Cosa c’è che non va nel modo in cui i media raccontano i temi legati alla salute mentale? Più o meno tutto secondo Maruska Albertazzi, che conosce bene questa realtà, così come quella delle persone neurodivergenti (che non sono malate, anche se in tanti non lo hanno ancora capito) e di quelle affette da disturbi del comportamento alimentare, a cui ha dedicato un documentario

Le parole e le immagini che vengono usate per descrivere una condizione mentale, spiega, troppo spesso vanno a caccia dell’effetto, del dramma, di ciò che stuzzica la curiosità morbosa del pubblico, anche a scapito della precisione e del rispetto della persona. Oppure si sbaglia per ignoranza, per la fretta con cui si scrive senza prima informarsi sull’argomento. 

I media, le parole sbagliate, il pregiudizio

Così ad esempio la persona malata di anoressia diventa tout court anoressica, come se la sua identità coincidesse con la malattia; o viceversa la persona autistica viene definita affetta da autismo, come se si trattasse di una patologia e non di una caratteristica specifica e permanente del suo cervello. Così, di parola sbagliata in parola sbagliata, si consolida il pregiudizio negativo o, quanto meno, una percezione distorta della realtà.

Eppure non è difficile capire quali sono le parole giuste:

“è sufficiente andarsi ad informare”,

conclude la nostra blogger, un compito che può non essere obbligatorio per l’utente medio ma certo lo è per i professionisti della comunicazione in qualsiasi forma, anche se le condizioni del mercato del lavoro pongono ostacoli e spingono a compromessi. Essere sempre consapevoli e responsabili di ciò che si comunica, questo è il primo passo verso una comunicazione inclusiva.

● Informazioni di partenza
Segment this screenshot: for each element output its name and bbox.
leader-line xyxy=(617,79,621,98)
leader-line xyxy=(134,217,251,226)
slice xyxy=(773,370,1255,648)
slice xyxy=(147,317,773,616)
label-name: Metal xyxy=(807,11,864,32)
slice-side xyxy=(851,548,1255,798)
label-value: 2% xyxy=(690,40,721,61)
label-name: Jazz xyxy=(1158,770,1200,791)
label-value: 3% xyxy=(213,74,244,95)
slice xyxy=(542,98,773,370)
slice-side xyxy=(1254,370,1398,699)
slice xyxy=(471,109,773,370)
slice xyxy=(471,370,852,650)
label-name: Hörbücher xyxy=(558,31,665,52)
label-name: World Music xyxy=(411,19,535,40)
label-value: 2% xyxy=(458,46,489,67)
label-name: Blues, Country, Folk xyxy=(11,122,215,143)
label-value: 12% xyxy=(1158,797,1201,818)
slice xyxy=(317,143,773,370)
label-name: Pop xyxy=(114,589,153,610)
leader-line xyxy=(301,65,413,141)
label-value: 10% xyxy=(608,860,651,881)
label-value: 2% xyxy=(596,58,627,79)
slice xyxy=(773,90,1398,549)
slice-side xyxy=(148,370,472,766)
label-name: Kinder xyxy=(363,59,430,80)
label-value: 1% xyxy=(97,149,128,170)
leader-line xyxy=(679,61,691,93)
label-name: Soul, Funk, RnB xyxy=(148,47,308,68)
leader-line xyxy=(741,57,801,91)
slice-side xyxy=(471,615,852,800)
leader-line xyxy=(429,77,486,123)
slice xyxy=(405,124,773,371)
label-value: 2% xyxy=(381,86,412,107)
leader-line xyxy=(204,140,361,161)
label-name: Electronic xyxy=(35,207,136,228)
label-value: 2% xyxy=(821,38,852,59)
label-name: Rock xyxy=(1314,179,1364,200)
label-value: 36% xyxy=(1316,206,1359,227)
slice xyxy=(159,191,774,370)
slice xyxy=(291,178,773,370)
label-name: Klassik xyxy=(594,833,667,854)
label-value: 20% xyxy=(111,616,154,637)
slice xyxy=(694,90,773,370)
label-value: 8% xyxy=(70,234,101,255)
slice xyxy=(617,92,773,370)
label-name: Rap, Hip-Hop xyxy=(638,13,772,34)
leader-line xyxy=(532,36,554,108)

● Problema da risolvere
Nel brano sulla salute mentale, in che modo i media definiscono la persona autistica?

● Risultato del compito
Come affetta da autismo, come se si trattasse di una patologia.